Entries with figure data:
• • •

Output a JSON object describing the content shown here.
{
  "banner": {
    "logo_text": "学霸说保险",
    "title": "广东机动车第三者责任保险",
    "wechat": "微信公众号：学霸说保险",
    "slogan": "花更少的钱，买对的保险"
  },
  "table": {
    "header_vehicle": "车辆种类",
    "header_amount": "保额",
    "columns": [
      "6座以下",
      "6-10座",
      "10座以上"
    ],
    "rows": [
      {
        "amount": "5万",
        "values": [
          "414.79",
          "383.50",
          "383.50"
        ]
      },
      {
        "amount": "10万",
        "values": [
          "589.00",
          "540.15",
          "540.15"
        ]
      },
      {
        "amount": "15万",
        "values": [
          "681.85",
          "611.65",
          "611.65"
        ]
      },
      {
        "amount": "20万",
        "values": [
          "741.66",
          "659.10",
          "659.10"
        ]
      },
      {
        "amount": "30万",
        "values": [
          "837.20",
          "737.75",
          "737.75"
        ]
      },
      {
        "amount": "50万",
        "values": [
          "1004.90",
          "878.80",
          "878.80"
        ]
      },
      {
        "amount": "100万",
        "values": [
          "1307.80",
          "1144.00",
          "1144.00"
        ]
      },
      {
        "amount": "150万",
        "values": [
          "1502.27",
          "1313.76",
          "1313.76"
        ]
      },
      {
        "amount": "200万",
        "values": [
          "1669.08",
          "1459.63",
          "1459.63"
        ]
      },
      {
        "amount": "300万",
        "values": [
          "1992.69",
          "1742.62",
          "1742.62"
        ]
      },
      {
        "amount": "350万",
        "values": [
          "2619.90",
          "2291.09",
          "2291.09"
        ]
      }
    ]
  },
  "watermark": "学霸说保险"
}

• • •

To be done: Reproduce all of the data exactly as given.

Task response:
Output a JSON object describing the content shown here.
{
  "banner": {
    "logo_text": "学霸说保险",
    "title": "广东机动车第三者责任保险",
    "wechat": "微信公众号：学霸说保险",
    "slogan": "花更少的钱，买对的保险"
  },
  "table": {
    "header_vehicle": "车辆种类",
    "header_amount": "保额",
    "columns": [
      "6座以下",
      "6-10座",
      "10座以上"
    ],
    "rows": [
      {
        "amount": "5万",
        "values": [
          "414.79",
          "383.50",
          "383.50"
        ]
      },
      {
        "amount": "10万",
        "values": [
          "589.00",
          "540.15",
          "540.15"
        ]
      },
      {
        "amount": "15万",
        "values": [
          "681.85",
          "611.65",
          "611.65"
        ]
      },
      {
        "amount": "20万",
        "values": [
          "741.66",
          "659.10",
          "659.10"
        ]
      },
      {
        "amount": "30万",
        "values": [
          "837.20",
          "737.75",
          "737.75"
        ]
      },
      {
        "amount": "50万",
        "values": [
          "1004.90",
          "878.80",
          "878.80"
        ]
      },
      {
        "amount": "100万",
        "values": [
          "1307.80",
          "1144.00",
          "1144.00"
        ]
      },
      {
        "amount": "150万",
        "values": [
          "1502.27",
          "1313.76",
          "1313.76"
        ]
      },
      {
        "amount": "200万",
        "values": [
          "1669.08",
          "1459.63",
          "1459.63"
        ]
      },
      {
        "amount": "300万",
        "values": [
          "1992.69",
          "1742.62",
          "1742.62"
        ]
      },
      {
        "amount": "350万",
        "values": [
          "2619.90",
          "2291.09",
          "2291.09"
        ]
      }
    ]
  },
  "watermark": "学霸说保险"
}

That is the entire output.